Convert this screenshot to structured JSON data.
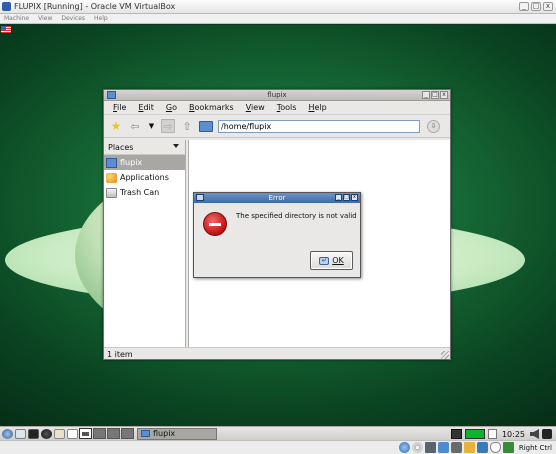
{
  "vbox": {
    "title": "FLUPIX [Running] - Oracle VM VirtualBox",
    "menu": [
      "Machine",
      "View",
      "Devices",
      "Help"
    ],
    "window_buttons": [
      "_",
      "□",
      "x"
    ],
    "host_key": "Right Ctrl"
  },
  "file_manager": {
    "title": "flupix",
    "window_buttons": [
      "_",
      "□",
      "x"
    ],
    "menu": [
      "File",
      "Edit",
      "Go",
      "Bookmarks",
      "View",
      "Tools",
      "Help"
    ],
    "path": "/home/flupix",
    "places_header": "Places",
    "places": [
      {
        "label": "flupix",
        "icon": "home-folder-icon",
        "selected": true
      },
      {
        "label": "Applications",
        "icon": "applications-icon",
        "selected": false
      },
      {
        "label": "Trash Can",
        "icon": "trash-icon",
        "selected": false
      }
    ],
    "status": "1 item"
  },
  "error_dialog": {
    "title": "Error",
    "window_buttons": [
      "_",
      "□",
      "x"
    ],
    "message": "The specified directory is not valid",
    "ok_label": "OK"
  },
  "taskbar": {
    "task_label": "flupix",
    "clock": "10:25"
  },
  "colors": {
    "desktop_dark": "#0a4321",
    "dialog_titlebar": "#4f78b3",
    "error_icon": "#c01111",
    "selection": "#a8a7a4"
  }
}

·····

• Written request: Write out the listing above again, exactly, but with no pictures in the copy.

• Output of the task:
Convert this screenshot to structured JSON data.
{
  "vbox": {
    "title": "FLUPIX [Running] - Oracle VM VirtualBox",
    "menu": [
      "Machine",
      "View",
      "Devices",
      "Help"
    ],
    "window_buttons": [
      "_",
      "□",
      "x"
    ],
    "host_key": "Right Ctrl"
  },
  "file_manager": {
    "title": "flupix",
    "window_buttons": [
      "_",
      "□",
      "x"
    ],
    "menu": [
      "File",
      "Edit",
      "Go",
      "Bookmarks",
      "View",
      "Tools",
      "Help"
    ],
    "path": "/home/flupix",
    "places_header": "Places",
    "places": [
      {
        "label": "flupix",
        "icon": "home-folder-icon",
        "selected": true
      },
      {
        "label": "Applications",
        "icon": "applications-icon",
        "selected": false
      },
      {
        "label": "Trash Can",
        "icon": "trash-icon",
        "selected": false
      }
    ],
    "status": "1 item"
  },
  "error_dialog": {
    "title": "Error",
    "window_buttons": [
      "_",
      "□",
      "x"
    ],
    "message": "The specified directory is not valid",
    "ok_label": "OK"
  },
  "taskbar": {
    "task_label": "flupix",
    "clock": "10:25"
  },
  "colors": {
    "desktop_dark": "#0a4321",
    "dialog_titlebar": "#4f78b3",
    "error_icon": "#c01111",
    "selection": "#a8a7a4"
  }
}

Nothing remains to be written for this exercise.